Copy out all lines with the word "only" in them.
◇ ◇ ◇
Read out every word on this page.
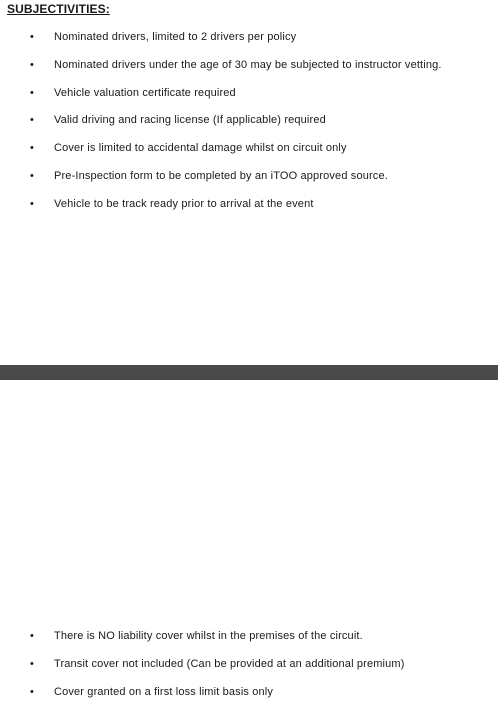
SUBJECTIVITIES:
• Nominated drivers, limited to 2 drivers per policy
• Nominated drivers under the age of 30 may be subjected to instructor vetting.
• Vehicle valuation certificate required
• Valid driving and racing license (If applicable) required
• Cover is limited to accidental damage whilst on circuit only
• Pre-Inspection form to be completed by an iTOO approved source.
• Vehicle to be track ready prior to arrival at the event
• There is NO liability cover whilst in the premises of the circuit.
• Transit cover not included (Can be provided at an additional premium)
• Cover granted on a first loss limit basis only
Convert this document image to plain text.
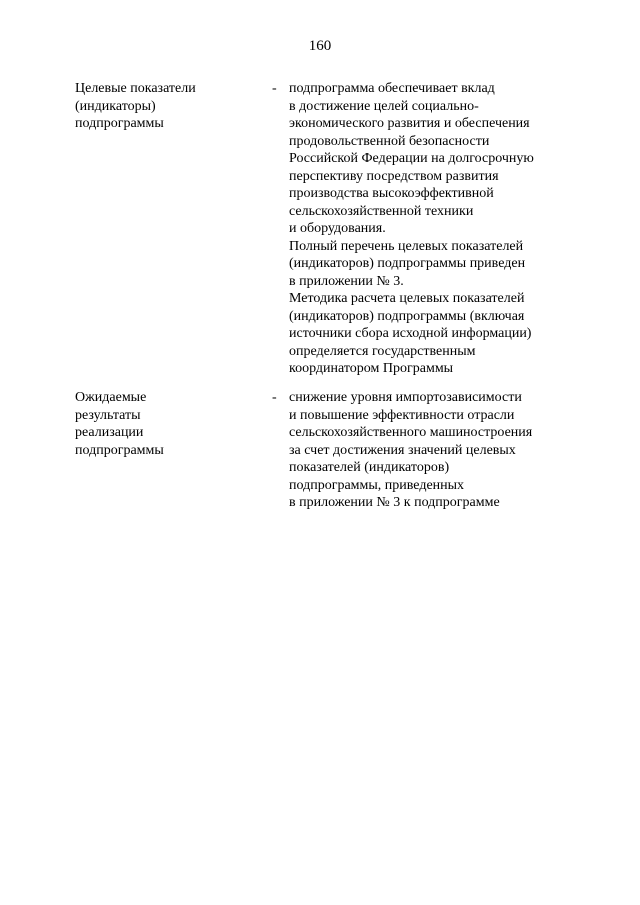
160
Целевые показатели
(индикаторы)
подпрограммы
- подпрограмма обеспечивает вклад
в достижение целей социально-
экономического развития и обеспечения
продовольственной безопасности
Российской Федерации на долгосрочную
перспективу посредством развития
производства высокоэффективной
сельскохозяйственной техники
и оборудования.
Полный перечень целевых показателей
(индикаторов) подпрограммы приведен
в приложении № 3.
Методика расчета целевых показателей
(индикаторов) подпрограммы (включая
источники сбора исходной информации)
определяется государственным
координатором Программы
Ожидаемые
результаты
реализации
подпрограммы
- снижение уровня импортозависимости
и повышение эффективности отрасли
сельскохозяйственного машиностроения
за счет достижения значений целевых
показателей (индикаторов)
подпрограммы, приведенных
в приложении № 3 к подпрограмме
◇ ◇ ◇
* _Output below_:
• Cover is limited to accidental damage whilst on circuit only
• Cover granted on a first loss limit basis only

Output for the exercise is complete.